--- start ---

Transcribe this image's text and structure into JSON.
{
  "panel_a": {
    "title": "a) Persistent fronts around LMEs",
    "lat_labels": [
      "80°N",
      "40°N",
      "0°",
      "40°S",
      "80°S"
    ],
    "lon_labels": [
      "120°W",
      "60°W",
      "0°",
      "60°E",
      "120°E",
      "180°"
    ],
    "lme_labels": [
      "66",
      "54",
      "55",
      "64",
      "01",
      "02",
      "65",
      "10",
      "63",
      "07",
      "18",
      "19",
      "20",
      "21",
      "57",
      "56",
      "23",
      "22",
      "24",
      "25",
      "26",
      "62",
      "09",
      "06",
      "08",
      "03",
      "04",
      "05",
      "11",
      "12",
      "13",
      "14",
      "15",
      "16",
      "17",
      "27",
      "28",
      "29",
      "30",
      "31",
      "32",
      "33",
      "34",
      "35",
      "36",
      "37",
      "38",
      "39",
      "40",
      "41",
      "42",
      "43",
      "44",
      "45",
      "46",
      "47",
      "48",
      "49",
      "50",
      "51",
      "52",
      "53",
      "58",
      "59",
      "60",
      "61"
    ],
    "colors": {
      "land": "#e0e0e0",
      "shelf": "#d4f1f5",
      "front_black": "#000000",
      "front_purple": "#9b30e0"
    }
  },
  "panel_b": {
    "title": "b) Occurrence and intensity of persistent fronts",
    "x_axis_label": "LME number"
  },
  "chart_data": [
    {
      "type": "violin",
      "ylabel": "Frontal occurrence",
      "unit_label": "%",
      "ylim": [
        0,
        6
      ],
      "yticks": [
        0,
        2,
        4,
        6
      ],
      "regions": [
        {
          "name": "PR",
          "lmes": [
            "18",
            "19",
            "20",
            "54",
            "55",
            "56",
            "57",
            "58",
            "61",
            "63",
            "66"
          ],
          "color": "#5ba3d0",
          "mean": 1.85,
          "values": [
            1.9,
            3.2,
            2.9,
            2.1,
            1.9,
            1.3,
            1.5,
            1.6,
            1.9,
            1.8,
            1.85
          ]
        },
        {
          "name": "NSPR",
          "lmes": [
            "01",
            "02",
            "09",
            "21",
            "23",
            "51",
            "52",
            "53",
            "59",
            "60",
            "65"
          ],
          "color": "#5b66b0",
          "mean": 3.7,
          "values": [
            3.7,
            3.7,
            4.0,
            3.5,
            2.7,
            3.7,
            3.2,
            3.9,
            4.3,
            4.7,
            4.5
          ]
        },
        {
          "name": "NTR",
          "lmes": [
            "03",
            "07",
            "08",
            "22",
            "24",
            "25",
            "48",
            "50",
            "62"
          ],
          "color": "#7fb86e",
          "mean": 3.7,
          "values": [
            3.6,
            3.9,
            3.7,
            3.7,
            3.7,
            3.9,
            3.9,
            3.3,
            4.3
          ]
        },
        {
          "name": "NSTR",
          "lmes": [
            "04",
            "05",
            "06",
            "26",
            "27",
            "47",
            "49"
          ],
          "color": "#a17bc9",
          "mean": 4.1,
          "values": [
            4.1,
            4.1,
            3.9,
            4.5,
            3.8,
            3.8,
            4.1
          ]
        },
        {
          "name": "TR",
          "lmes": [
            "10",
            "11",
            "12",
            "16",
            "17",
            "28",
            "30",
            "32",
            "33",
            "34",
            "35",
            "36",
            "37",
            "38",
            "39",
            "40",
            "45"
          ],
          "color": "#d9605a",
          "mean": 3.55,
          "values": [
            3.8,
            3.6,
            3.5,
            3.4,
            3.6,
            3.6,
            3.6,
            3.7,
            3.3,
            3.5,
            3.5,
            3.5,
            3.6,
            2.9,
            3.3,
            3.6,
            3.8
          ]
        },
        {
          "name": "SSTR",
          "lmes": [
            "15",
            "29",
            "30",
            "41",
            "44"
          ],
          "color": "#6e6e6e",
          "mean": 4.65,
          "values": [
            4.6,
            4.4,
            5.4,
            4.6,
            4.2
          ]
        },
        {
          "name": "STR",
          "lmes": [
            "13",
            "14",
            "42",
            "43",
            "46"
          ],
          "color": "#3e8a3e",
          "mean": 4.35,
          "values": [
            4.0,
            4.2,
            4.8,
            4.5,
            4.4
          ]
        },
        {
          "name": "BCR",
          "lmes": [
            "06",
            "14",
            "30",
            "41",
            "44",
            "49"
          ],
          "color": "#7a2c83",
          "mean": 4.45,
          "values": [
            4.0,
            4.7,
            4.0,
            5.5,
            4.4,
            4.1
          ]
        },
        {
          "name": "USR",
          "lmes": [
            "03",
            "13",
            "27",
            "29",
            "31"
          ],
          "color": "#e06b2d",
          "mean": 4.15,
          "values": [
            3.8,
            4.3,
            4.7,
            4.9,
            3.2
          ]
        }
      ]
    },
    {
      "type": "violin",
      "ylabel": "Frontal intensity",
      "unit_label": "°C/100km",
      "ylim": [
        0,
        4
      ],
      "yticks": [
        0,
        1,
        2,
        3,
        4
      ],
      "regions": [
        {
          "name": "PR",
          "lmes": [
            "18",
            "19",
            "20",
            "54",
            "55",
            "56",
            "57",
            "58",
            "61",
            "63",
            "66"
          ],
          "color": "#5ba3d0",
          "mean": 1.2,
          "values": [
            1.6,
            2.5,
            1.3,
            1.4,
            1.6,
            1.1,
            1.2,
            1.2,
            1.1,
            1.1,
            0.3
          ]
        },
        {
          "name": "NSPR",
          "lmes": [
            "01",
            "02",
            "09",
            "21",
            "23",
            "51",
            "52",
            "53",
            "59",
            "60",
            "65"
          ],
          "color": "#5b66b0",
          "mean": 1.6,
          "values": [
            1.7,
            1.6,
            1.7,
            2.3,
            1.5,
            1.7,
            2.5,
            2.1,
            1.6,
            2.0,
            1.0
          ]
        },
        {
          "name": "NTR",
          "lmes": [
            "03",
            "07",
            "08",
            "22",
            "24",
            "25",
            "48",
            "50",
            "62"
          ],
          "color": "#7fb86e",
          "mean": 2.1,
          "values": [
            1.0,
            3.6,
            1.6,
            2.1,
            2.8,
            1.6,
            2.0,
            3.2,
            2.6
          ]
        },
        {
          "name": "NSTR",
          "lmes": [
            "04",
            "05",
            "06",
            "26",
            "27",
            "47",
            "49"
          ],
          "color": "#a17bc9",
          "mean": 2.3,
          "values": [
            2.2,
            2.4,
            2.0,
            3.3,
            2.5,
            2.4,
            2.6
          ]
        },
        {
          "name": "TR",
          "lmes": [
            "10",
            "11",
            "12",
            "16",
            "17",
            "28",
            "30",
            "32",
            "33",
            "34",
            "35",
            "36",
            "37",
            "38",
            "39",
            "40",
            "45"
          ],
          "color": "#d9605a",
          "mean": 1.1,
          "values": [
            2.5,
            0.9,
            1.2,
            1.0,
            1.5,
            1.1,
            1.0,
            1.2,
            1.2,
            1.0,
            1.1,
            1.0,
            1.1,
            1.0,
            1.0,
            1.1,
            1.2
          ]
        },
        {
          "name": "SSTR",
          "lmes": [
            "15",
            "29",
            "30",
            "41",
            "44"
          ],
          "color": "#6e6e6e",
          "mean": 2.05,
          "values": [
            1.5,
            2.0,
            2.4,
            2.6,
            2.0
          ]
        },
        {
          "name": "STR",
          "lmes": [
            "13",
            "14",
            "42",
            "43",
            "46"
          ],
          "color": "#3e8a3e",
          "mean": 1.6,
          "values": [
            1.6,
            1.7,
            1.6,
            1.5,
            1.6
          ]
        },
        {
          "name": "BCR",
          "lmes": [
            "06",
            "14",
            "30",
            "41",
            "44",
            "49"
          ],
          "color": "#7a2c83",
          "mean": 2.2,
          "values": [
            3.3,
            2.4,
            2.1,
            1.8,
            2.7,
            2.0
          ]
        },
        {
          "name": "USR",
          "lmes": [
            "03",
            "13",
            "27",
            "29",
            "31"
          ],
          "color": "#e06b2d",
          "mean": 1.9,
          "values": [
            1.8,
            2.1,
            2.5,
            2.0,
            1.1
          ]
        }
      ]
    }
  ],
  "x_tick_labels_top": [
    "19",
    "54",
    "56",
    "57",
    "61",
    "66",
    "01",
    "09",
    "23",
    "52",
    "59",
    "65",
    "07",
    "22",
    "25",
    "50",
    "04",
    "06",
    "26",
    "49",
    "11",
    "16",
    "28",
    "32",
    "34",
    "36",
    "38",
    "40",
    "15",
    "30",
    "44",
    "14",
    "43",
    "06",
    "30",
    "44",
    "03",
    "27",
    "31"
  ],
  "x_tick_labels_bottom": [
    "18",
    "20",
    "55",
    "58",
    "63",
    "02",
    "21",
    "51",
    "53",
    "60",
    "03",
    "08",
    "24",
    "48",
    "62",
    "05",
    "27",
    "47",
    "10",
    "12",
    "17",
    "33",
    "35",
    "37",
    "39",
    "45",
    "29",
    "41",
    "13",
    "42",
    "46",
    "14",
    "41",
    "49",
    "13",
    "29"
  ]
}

--- end ---

▸ Work to do: Go through the entries above and copy every line containing "ylabel".

▸ Answer:
      "ylabel": "Frontal occurrence",
      "ylabel": "Frontal intensity",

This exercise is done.